## SHORT EXERCISE
Copy the literature review passage on genocide research word for word, in its entirety.

## SELECTED EXTRACT
· · · · ·
In the last decade, there have been many research 
studies on genocide such as the paper “We Planted 
Rice and Killed People:” [7]. Woolford Andrew 
provides an overview of the connection between 
climate change and _ genocide intensity. As 
challenges such as migration, resource scarcity, and 
famine increase, there is a future risk that genocide 
may occur. The study states that the nature of 
genocide and its cultural or social values are 
inseparable. This study examines the relationship 
between the people and the consumption and 
cultivation of rice to highlight the consequences of 
the inseparable connection between social and 
natural death during the genocide. In 2021, Randall 
published the book: “Genocide and Gender in the 
Twentieth Century: A Comparative Survey” which 
examined the relationship between genocide and 
gender by acknowledging the difference in women’s 
and men’s experiences [8]. This study uses the 
concept of gender as a lens to understand genocide, 
which primarily focuses on ideologies and the 
intentions of regimes. As for predicting studies, a 
study titled, “A Two-Stage Approach to Predicting 
Genocide and Politicide Onset in a Global Dataset” 
produced a prototype model capable of forecasting 
genocide one year into the future using a global 
genocide dataset [9]. In 2023, Mitchell, S. M.
· · · · ·
## SUPPLIED INFORMATION
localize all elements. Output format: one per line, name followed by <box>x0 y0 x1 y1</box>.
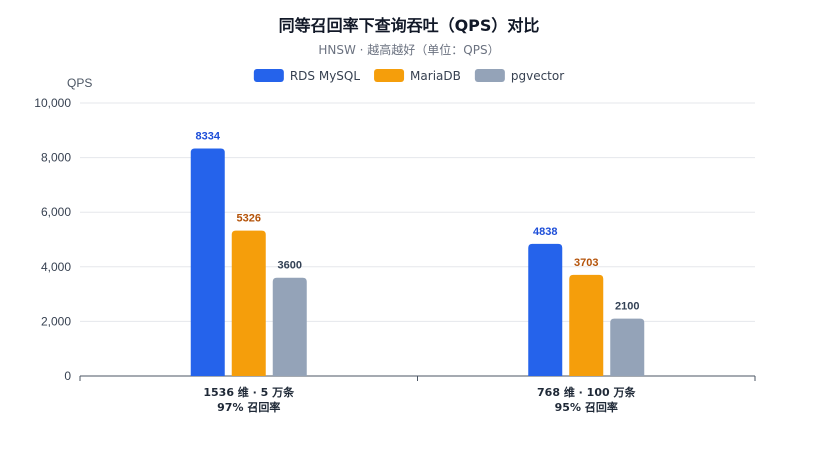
· · · · ·
## COMPLETED EXERCISE
In the last decade, there have been many research 
studies on genocide such as the paper “We Planted 
Rice and Killed People:” [7]. Woolford Andrew 
provides an overview of the connection between 
climate change and _ genocide intensity. As 
challenges such as migration, resource scarcity, and 
famine increase, there is a future risk that genocide 
may occur. The study states that the nature of 
genocide and its cultural or social values are 
inseparable. This study examines the relationship 
between the people and the consumption and 
cultivation of rice to highlight the consequences of 
the inseparable connection between social and 
natural death during the genocide. In 2021, Randall 
published the book: “Genocide and Gender in the 
Twentieth Century: A Comparative Survey” which 
examined the relationship between genocide and 
gender by acknowledging the difference in women’s 
and men’s experiences [8]. This study uses the 
concept of gender as a lens to understand genocide, 
which primarily focuses on ideologies and the 
intentions of regimes. As for predicting studies, a 
study titled, “A Two-Stage Approach to Predicting 
Genocide and Politicide Onset in a Global Dataset” 
produced a prototype model capable of forecasting 
genocide one year into the future using a global 
genocide dataset [9]. In 2023, Mitchell, S. M.